Aim of the task => Copy out every record below, word for word.

[Figure record listings]

──────────────────────────────

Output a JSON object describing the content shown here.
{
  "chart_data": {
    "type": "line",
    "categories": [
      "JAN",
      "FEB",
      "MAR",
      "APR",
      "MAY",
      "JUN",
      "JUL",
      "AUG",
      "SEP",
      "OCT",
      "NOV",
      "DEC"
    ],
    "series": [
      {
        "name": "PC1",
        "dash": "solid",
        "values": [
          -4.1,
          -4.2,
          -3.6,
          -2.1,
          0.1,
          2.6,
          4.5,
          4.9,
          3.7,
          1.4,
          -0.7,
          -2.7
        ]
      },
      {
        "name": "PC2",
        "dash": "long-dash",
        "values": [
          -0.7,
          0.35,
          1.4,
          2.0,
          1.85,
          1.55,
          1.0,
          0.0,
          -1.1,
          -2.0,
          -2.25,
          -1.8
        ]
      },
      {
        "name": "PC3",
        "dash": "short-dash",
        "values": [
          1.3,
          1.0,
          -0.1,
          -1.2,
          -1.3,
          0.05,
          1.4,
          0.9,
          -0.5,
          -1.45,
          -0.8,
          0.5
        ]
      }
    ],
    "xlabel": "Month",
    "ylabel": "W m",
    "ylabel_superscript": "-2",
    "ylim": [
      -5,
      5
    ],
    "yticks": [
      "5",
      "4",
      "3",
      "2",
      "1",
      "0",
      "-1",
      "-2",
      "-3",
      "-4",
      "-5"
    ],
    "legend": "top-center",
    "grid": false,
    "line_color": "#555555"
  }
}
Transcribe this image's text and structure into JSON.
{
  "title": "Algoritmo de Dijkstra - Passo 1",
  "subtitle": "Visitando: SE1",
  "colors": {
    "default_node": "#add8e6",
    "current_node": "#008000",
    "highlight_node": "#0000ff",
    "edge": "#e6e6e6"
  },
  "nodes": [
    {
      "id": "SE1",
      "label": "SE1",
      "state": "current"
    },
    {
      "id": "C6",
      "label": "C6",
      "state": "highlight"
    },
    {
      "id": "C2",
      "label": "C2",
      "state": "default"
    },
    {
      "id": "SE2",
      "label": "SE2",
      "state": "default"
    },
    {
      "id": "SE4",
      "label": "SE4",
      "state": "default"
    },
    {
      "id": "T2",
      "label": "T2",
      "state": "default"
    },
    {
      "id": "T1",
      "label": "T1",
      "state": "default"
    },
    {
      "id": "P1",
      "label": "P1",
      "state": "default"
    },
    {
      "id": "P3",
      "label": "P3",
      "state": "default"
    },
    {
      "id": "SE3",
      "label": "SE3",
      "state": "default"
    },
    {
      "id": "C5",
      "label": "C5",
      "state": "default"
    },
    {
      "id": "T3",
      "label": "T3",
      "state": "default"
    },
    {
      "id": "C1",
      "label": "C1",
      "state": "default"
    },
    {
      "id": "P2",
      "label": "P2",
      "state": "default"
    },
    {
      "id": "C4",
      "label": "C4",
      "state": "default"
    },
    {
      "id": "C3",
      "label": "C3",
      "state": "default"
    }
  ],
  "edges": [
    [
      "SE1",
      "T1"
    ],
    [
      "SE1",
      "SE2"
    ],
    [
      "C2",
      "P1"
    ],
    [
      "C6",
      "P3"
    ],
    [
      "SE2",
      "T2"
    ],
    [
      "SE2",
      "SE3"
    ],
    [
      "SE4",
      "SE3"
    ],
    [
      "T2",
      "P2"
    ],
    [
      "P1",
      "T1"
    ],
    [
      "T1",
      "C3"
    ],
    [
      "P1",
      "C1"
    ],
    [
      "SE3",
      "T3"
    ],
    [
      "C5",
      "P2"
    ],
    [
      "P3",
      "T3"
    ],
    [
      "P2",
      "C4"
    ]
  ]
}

──────────────────────────────

Exercise answer =>
Output a JSON object describing the content shown here.
{
  "chart_data": {
    "type": "line",
    "categories": [
      "JAN",
      "FEB",
      "MAR",
      "APR",
      "MAY",
      "JUN",
      "JUL",
      "AUG",
      "SEP",
      "OCT",
      "NOV",
      "DEC"
    ],
    "series": [
      {
        "name": "PC1",
        "dash": "solid",
        "values": [
          -4.1,
          -4.2,
          -3.6,
          -2.1,
          0.1,
          2.6,
          4.5,
          4.9,
          3.7,
          1.4,
          -0.7,
          -2.7
        ]
      },
      {
        "name": "PC2",
        "dash": "long-dash",
        "values": [
          -0.7,
          0.35,
          1.4,
          2.0,
          1.85,
          1.55,
          1.0,
          0.0,
          -1.1,
          -2.0,
          -2.25,
          -1.8
        ]
      },
      {
        "name": "PC3",
        "dash": "short-dash",
        "values": [
          1.3,
          1.0,
          -0.1,
          -1.2,
          -1.3,
          0.05,
          1.4,
          0.9,
          -0.5,
          -1.45,
          -0.8,
          0.5
        ]
      }
    ],
    "xlabel": "Month",
    "ylabel": "W m",
    "ylabel_superscript": "-2",
    "ylim": [
      -5,
      5
    ],
    "yticks": [
      "5",
      "4",
      "3",
      "2",
      "1",
      "0",
      "-1",
      "-2",
      "-3",
      "-4",
      "-5"
    ],
    "legend": "top-center",
    "grid": false,
    "line_color": "#555555"
  }
}
Transcribe this image's text and structure into JSON.
{
  "title": "Algoritmo de Dijkstra - Passo 1",
  "subtitle": "Visitando: SE1",
  "colors": {
    "default_node": "#add8e6",
    "current_node": "#008000",
    "highlight_node": "#0000ff",
    "edge": "#e6e6e6"
  },
  "nodes": [
    {
      "id": "SE1",
      "label": "SE1",
      "state": "current"
    },
    {
      "id": "C6",
      "label": "C6",
      "state": "highlight"
    },
    {
      "id": "C2",
      "label": "C2",
      "state": "default"
    },
    {
      "id": "SE2",
      "label": "SE2",
      "state": "default"
    },
    {
      "id": "SE4",
      "label": "SE4",
      "state": "default"
    },
    {
      "id": "T2",
      "label": "T2",
      "state": "default"
    },
    {
      "id": "T1",
      "label": "T1",
      "state": "default"
    },
    {
      "id": "P1",
      "label": "P1",
      "state": "default"
    },
    {
      "id": "P3",
      "label": "P3",
      "state": "default"
    },
    {
      "id": "SE3",
      "label": "SE3",
      "state": "default"
    },
    {
      "id": "C5",
      "label": "C5",
      "state": "default"
    },
    {
      "id": "T3",
      "label": "T3",
      "state": "default"
    },
    {
      "id": "C1",
      "label": "C1",
      "state": "default"
    },
    {
      "id": "P2",
      "label": "P2",
      "state": "default"
    },
    {
      "id": "C4",
      "label": "C4",
      "state": "default"
    },
    {
      "id": "C3",
      "label": "C3",
      "state": "default"
    }
  ],
  "edges": [
    [
      "SE1",
      "T1"
    ],
    [
      "SE1",
      "SE2"
    ],
    [
      "C2",
      "P1"
    ],
    [
      "C6",
      "P3"
    ],
    [
      "SE2",
      "T2"
    ],
    [
      "SE2",
      "SE3"
    ],
    [
      "SE4",
      "SE3"
    ],
    [
      "T2",
      "P2"
    ],
    [
      "P1",
      "T1"
    ],
    [
      "T1",
      "C3"
    ],
    [
      "P1",
      "C1"
    ],
    [
      "SE3",
      "T3"
    ],
    [
      "C5",
      "P2"
    ],
    [
      "P3",
      "T3"
    ],
    [
      "P2",
      "C4"
    ]
  ]
}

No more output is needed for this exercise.